GIVEN EXERCISE: Exactly as written, quote every line that follows, skipping the images.

'''

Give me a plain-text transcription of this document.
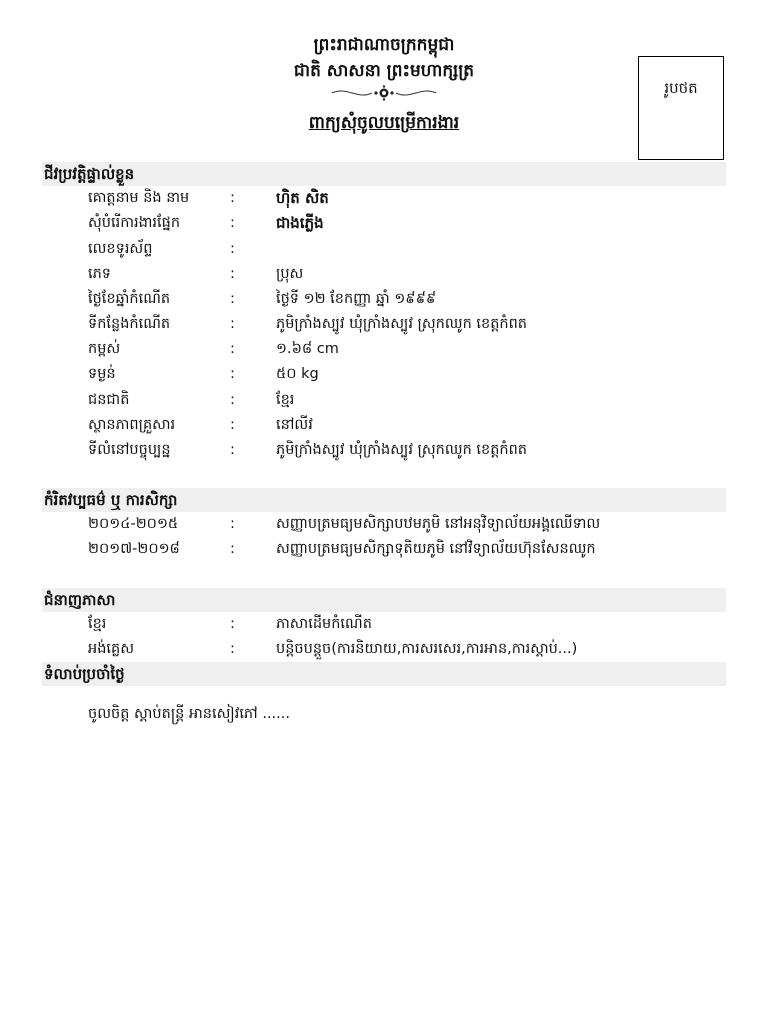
ព្រះរាជាណាចក្រកម្ពុជា
ជាតិ សាសនា ព្រះមហាក្សត្រ
ពាក្យសុំចូលបម្រើការងារ
រូបថត
ជីវប្រវត្តិផ្ទាល់ខ្លួន
គោត្តនាម និង នាម	:	ហ៊ិត សិត
សុំបំរើការងារផ្នែក	:	ជាងភ្លើង
លេខទូរស័ព្ទ	:
ភេទ	:	ប្រុស
ថ្ងៃខែឆ្នាំកំណើត	:	ថ្ងៃទី ១២ ខែកញ្ញា ឆ្នាំ ១៩៩៩
ទីកន្លែងកំណើត	:	ភូមិក្រាំងស្បូវ ឃុំក្រាំងស្បូវ ស្រុកឈូក ខេត្តកំពត
កម្ពស់	:	១.៦៨ cm
ទម្ងន់	:	៥០ kg
ជនជាតិ	:	ខ្មែរ
ស្ថានភាពគ្រួសារ	:	នៅលីវ
ទីលំនៅបច្ចុប្បន្ន	:	ភូមិក្រាំងស្បូវ ឃុំក្រាំងស្បូវ ស្រុកឈូក ខេត្តកំពត
កំរិតវប្បធម៌ ឬ ការសិក្សា
២០១៤-២០១៥	:	សញ្ញាបត្រមធ្យមសិក្សាបឋមភូមិ នៅអនុវិទ្យាល័យអង្គឈើទាល
២០១៧-២០១៨	:	សញ្ញាបត្រមធ្យមសិក្សាទុតិយភូមិ នៅវិទ្យាល័យហ៊ុនសែនឈូក
ជំនាញភាសា
ខ្មែរ	:	ភាសាដើមកំណើត
អង់គ្លេស	:	បន្តិចបន្តួច(ការនិយាយ,ការសរសេរ,ការអាន,ការស្ដាប់...)
ទំលាប់ប្រចាំថ្ងៃ
ចូលចិត្ត ស្ដាប់តន្ត្រី អានសៀវភៅ ......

'''

TASK SOLUTION:
Give me a plain-text transcription of this document.
ព្រះរាជាណាចក្រកម្ពុជា
ជាតិ សាសនា ព្រះមហាក្សត្រ
ពាក្យសុំចូលបម្រើការងារ
រូបថត
ជីវប្រវត្តិផ្ទាល់ខ្លួន
គោត្តនាម និង នាម	:	ហ៊ិត សិត
សុំបំរើការងារផ្នែក	:	ជាងភ្លើង
លេខទូរស័ព្ទ	:
ភេទ	:	ប្រុស
ថ្ងៃខែឆ្នាំកំណើត	:	ថ្ងៃទី ១២ ខែកញ្ញា ឆ្នាំ ១៩៩៩
ទីកន្លែងកំណើត	:	ភូមិក្រាំងស្បូវ ឃុំក្រាំងស្បូវ ស្រុកឈូក ខេត្តកំពត
កម្ពស់	:	១.៦៨ cm
ទម្ងន់	:	៥០ kg
ជនជាតិ	:	ខ្មែរ
ស្ថានភាពគ្រួសារ	:	នៅលីវ
ទីលំនៅបច្ចុប្បន្ន	:	ភូមិក្រាំងស្បូវ ឃុំក្រាំងស្បូវ ស្រុកឈូក ខេត្តកំពត
កំរិតវប្បធម៌ ឬ ការសិក្សា
២០១៤-២០១៥	:	សញ្ញាបត្រមធ្យមសិក្សាបឋមភូមិ នៅអនុវិទ្យាល័យអង្គឈើទាល
២០១៧-២០១៨	:	សញ្ញាបត្រមធ្យមសិក្សាទុតិយភូមិ នៅវិទ្យាល័យហ៊ុនសែនឈូក
ជំនាញភាសា
ខ្មែរ	:	ភាសាដើមកំណើត
អង់គ្លេស	:	បន្តិចបន្តួច(ការនិយាយ,ការសរសេរ,ការអាន,ការស្ដាប់...)
ទំលាប់ប្រចាំថ្ងៃ
ចូលចិត្ត ស្ដាប់តន្ត្រី អានសៀវភៅ ......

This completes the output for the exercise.